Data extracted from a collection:
####################
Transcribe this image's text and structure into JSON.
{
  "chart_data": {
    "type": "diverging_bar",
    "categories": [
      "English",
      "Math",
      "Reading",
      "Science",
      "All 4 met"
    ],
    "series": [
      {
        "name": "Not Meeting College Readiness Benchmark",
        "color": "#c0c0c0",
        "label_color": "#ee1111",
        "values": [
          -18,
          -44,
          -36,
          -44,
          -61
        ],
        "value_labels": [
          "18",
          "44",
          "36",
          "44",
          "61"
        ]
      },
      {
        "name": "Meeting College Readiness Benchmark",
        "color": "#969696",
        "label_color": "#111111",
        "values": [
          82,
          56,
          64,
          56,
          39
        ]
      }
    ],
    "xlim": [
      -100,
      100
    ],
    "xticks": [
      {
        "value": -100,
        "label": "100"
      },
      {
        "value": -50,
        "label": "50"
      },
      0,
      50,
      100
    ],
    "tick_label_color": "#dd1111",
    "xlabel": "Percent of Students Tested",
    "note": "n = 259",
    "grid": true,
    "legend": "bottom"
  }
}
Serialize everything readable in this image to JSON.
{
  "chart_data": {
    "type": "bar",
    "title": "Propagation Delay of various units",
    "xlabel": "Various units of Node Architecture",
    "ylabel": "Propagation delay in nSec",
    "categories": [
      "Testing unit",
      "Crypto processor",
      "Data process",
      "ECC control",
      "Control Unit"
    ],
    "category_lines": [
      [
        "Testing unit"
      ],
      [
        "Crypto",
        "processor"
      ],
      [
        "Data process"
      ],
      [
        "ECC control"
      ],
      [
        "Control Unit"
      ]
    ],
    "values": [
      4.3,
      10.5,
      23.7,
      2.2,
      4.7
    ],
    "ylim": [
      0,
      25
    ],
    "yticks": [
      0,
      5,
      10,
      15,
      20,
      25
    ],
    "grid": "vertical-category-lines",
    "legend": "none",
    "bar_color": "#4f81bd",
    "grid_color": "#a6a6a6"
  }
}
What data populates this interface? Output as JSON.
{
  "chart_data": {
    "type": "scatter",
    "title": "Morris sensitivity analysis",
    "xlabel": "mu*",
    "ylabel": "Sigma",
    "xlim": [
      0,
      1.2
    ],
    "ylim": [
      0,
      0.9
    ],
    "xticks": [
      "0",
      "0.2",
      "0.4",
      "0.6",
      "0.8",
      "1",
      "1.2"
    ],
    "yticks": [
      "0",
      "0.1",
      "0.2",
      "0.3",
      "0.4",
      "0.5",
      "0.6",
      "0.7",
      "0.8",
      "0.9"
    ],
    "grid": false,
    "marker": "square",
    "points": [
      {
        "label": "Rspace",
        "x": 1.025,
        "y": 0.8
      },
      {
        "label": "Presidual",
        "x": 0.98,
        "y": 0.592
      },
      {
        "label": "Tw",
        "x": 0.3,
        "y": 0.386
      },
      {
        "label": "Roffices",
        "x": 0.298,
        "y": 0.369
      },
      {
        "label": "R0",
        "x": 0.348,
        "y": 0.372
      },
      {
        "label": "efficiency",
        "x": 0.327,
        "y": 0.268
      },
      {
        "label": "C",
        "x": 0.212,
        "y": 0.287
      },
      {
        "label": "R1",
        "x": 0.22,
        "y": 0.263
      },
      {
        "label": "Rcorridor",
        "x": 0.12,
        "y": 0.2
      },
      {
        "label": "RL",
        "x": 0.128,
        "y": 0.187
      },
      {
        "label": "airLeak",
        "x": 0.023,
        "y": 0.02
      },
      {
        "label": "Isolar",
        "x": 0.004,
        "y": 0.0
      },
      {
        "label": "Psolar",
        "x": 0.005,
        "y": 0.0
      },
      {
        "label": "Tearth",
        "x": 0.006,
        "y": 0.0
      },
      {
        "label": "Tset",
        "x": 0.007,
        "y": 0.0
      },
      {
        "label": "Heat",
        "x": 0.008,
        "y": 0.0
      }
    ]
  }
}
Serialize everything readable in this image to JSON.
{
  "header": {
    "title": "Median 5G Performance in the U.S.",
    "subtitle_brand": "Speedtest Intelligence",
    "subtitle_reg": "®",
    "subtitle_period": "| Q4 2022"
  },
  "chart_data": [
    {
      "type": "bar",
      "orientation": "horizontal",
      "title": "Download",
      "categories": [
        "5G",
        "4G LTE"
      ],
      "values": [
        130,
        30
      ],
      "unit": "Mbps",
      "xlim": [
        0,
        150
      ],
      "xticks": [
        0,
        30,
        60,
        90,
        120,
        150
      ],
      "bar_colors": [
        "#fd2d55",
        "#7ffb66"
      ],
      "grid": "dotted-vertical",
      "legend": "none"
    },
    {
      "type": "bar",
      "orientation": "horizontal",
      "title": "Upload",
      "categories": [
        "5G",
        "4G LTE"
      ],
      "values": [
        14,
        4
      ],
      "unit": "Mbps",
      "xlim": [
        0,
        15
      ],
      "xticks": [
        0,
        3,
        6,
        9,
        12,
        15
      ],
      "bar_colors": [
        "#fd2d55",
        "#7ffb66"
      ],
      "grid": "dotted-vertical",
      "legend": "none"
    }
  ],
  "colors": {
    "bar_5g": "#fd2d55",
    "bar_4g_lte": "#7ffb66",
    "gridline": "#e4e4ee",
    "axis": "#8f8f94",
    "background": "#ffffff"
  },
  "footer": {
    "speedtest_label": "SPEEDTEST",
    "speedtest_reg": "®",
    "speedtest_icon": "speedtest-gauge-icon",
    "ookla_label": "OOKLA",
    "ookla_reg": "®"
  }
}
####################
TASK PROMPT → Every record shown above should be written out again exactly.

RESPONSE →
Transcribe this image's text and structure into JSON.
{
  "chart_data": {
    "type": "diverging_bar",
    "categories": [
      "English",
      "Math",
      "Reading",
      "Science",
      "All 4 met"
    ],
    "series": [
      {
        "name": "Not Meeting College Readiness Benchmark",
        "color": "#c0c0c0",
        "label_color": "#ee1111",
        "values": [
          -18,
          -44,
          -36,
          -44,
          -61
        ],
        "value_labels": [
          "18",
          "44",
          "36",
          "44",
          "61"
        ]
      },
      {
        "name": "Meeting College Readiness Benchmark",
        "color": "#969696",
        "label_color": "#111111",
        "values": [
          82,
          56,
          64,
          56,
          39
        ]
      }
    ],
    "xlim": [
      -100,
      100
    ],
    "xticks": [
      {
        "value": -100,
        "label": "100"
      },
      {
        "value": -50,
        "label": "50"
      },
      0,
      50,
      100
    ],
    "tick_label_color": "#dd1111",
    "xlabel": "Percent of Students Tested",
    "note": "n = 259",
    "grid": true,
    "legend": "bottom"
  }
}
Serialize everything readable in this image to JSON.
{
  "chart_data": {
    "type": "bar",
    "title": "Propagation Delay of various units",
    "xlabel": "Various units of Node Architecture",
    "ylabel": "Propagation delay in nSec",
    "categories": [
      "Testing unit",
      "Crypto processor",
      "Data process",
      "ECC control",
      "Control Unit"
    ],
    "category_lines": [
      [
        "Testing unit"
      ],
      [
        "Crypto",
        "processor"
      ],
      [
        "Data process"
      ],
      [
        "ECC control"
      ],
      [
        "Control Unit"
      ]
    ],
    "values": [
      4.3,
      10.5,
      23.7,
      2.2,
      4.7
    ],
    "ylim": [
      0,
      25
    ],
    "yticks": [
      0,
      5,
      10,
      15,
      20,
      25
    ],
    "grid": "vertical-category-lines",
    "legend": "none",
    "bar_color": "#4f81bd",
    "grid_color": "#a6a6a6"
  }
}
What data populates this interface? Output as JSON.
{
  "chart_data": {
    "type": "scatter",
    "title": "Morris sensitivity analysis",
    "xlabel": "mu*",
    "ylabel": "Sigma",
    "xlim": [
      0,
      1.2
    ],
    "ylim": [
      0,
      0.9
    ],
    "xticks": [
      "0",
      "0.2",
      "0.4",
      "0.6",
      "0.8",
      "1",
      "1.2"
    ],
    "yticks": [
      "0",
      "0.1",
      "0.2",
      "0.3",
      "0.4",
      "0.5",
      "0.6",
      "0.7",
      "0.8",
      "0.9"
    ],
    "grid": false,
    "marker": "square",
    "points": [
      {
        "label": "Rspace",
        "x": 1.025,
        "y": 0.8
      },
      {
        "label": "Presidual",
        "x": 0.98,
        "y": 0.592
      },
      {
        "label": "Tw",
        "x": 0.3,
        "y": 0.386
      },
      {
        "label": "Roffices",
        "x": 0.298,
        "y": 0.369
      },
      {
        "label": "R0",
        "x": 0.348,
        "y": 0.372
      },
      {
        "label": "efficiency",
        "x": 0.327,
        "y": 0.268
      },
      {
        "label": "C",
        "x": 0.212,
        "y": 0.287
      },
      {
        "label": "R1",
        "x": 0.22,
        "y": 0.263
      },
      {
        "label": "Rcorridor",
        "x": 0.12,
        "y": 0.2
      },
      {
        "label": "RL",
        "x": 0.128,
        "y": 0.187
      },
      {
        "label": "airLeak",
        "x": 0.023,
        "y": 0.02
      },
      {
        "label": "Isolar",
        "x": 0.004,
        "y": 0.0
      },
      {
        "label": "Psolar",
        "x": 0.005,
        "y": 0.0
      },
      {
        "label": "Tearth",
        "x": 0.006,
        "y": 0.0
      },
      {
        "label": "Tset",
        "x": 0.007,
        "y": 0.0
      },
      {
        "label": "Heat",
        "x": 0.008,
        "y": 0.0
      }
    ]
  }
}
Serialize everything readable in this image to JSON.
{
  "header": {
    "title": "Median 5G Performance in the U.S.",
    "subtitle_brand": "Speedtest Intelligence",
    "subtitle_reg": "®",
    "subtitle_period": "| Q4 2022"
  },
  "chart_data": [
    {
      "type": "bar",
      "orientation": "horizontal",
      "title": "Download",
      "categories": [
        "5G",
        "4G LTE"
      ],
      "values": [
        130,
        30
      ],
      "unit": "Mbps",
      "xlim": [
        0,
        150
      ],
      "xticks": [
        0,
        30,
        60,
        90,
        120,
        150
      ],
      "bar_colors": [
        "#fd2d55",
        "#7ffb66"
      ],
      "grid": "dotted-vertical",
      "legend": "none"
    },
    {
      "type": "bar",
      "orientation": "horizontal",
      "title": "Upload",
      "categories": [
        "5G",
        "4G LTE"
      ],
      "values": [
        14,
        4
      ],
      "unit": "Mbps",
      "xlim": [
        0,
        15
      ],
      "xticks": [
        0,
        3,
        6,
        9,
        12,
        15
      ],
      "bar_colors": [
        "#fd2d55",
        "#7ffb66"
      ],
      "grid": "dotted-vertical",
      "legend": "none"
    }
  ],
  "colors": {
    "bar_5g": "#fd2d55",
    "bar_4g_lte": "#7ffb66",
    "gridline": "#e4e4ee",
    "axis": "#8f8f94",
    "background": "#ffffff"
  },
  "footer": {
    "speedtest_label": "SPEEDTEST",
    "speedtest_reg": "®",
    "speedtest_icon": "speedtest-gauge-icon",
    "ookla_label": "OOKLA",
    "ookla_reg": "®"
  }
}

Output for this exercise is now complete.